-- DATA PROVIDED --

- - -

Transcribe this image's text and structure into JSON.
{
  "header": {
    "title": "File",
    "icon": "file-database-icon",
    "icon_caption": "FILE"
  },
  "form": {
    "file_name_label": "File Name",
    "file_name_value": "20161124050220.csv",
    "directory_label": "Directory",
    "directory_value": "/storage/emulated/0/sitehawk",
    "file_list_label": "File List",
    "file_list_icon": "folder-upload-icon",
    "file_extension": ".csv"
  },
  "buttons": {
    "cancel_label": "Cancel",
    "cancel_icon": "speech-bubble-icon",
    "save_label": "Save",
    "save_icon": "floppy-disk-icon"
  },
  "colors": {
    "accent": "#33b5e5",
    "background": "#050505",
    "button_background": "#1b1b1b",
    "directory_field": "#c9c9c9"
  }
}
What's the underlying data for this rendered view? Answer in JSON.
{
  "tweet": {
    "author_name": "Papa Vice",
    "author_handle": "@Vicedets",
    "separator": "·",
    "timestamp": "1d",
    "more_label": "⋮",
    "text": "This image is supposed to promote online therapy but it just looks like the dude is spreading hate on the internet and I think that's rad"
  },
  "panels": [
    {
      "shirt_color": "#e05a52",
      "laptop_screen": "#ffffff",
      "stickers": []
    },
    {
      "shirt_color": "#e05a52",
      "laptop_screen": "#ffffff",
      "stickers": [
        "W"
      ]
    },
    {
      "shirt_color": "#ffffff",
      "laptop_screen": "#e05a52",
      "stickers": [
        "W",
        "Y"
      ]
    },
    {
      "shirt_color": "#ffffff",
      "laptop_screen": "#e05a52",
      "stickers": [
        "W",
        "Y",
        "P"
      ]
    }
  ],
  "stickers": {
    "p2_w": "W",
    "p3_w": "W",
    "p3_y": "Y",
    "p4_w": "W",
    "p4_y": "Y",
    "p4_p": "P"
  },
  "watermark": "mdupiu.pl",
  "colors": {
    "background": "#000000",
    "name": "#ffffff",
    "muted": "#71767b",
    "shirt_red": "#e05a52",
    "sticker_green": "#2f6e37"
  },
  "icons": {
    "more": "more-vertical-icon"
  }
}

- - -

-- INSTRUCTION --
Output the full listing exactly as it stands.

-- EXERCISE OUTPUT --
Transcribe this image's text and structure into JSON.
{
  "header": {
    "title": "File",
    "icon": "file-database-icon",
    "icon_caption": "FILE"
  },
  "form": {
    "file_name_label": "File Name",
    "file_name_value": "20161124050220.csv",
    "directory_label": "Directory",
    "directory_value": "/storage/emulated/0/sitehawk",
    "file_list_label": "File List",
    "file_list_icon": "folder-upload-icon",
    "file_extension": ".csv"
  },
  "buttons": {
    "cancel_label": "Cancel",
    "cancel_icon": "speech-bubble-icon",
    "save_label": "Save",
    "save_icon": "floppy-disk-icon"
  },
  "colors": {
    "accent": "#33b5e5",
    "background": "#050505",
    "button_background": "#1b1b1b",
    "directory_field": "#c9c9c9"
  }
}
What's the underlying data for this rendered view? Answer in JSON.
{
  "tweet": {
    "author_name": "Papa Vice",
    "author_handle": "@Vicedets",
    "separator": "·",
    "timestamp": "1d",
    "more_label": "⋮",
    "text": "This image is supposed to promote online therapy but it just looks like the dude is spreading hate on the internet and I think that's rad"
  },
  "panels": [
    {
      "shirt_color": "#e05a52",
      "laptop_screen": "#ffffff",
      "stickers": []
    },
    {
      "shirt_color": "#e05a52",
      "laptop_screen": "#ffffff",
      "stickers": [
        "W"
      ]
    },
    {
      "shirt_color": "#ffffff",
      "laptop_screen": "#e05a52",
      "stickers": [
        "W",
        "Y"
      ]
    },
    {
      "shirt_color": "#ffffff",
      "laptop_screen": "#e05a52",
      "stickers": [
        "W",
        "Y",
        "P"
      ]
    }
  ],
  "stickers": {
    "p2_w": "W",
    "p3_w": "W",
    "p3_y": "Y",
    "p4_w": "W",
    "p4_y": "Y",
    "p4_p": "P"
  },
  "watermark": "mdupiu.pl",
  "colors": {
    "background": "#000000",
    "name": "#ffffff",
    "muted": "#71767b",
    "shirt_red": "#e05a52",
    "sticker_green": "#2f6e37"
  },
  "icons": {
    "more": "more-vertical-icon"
  }
}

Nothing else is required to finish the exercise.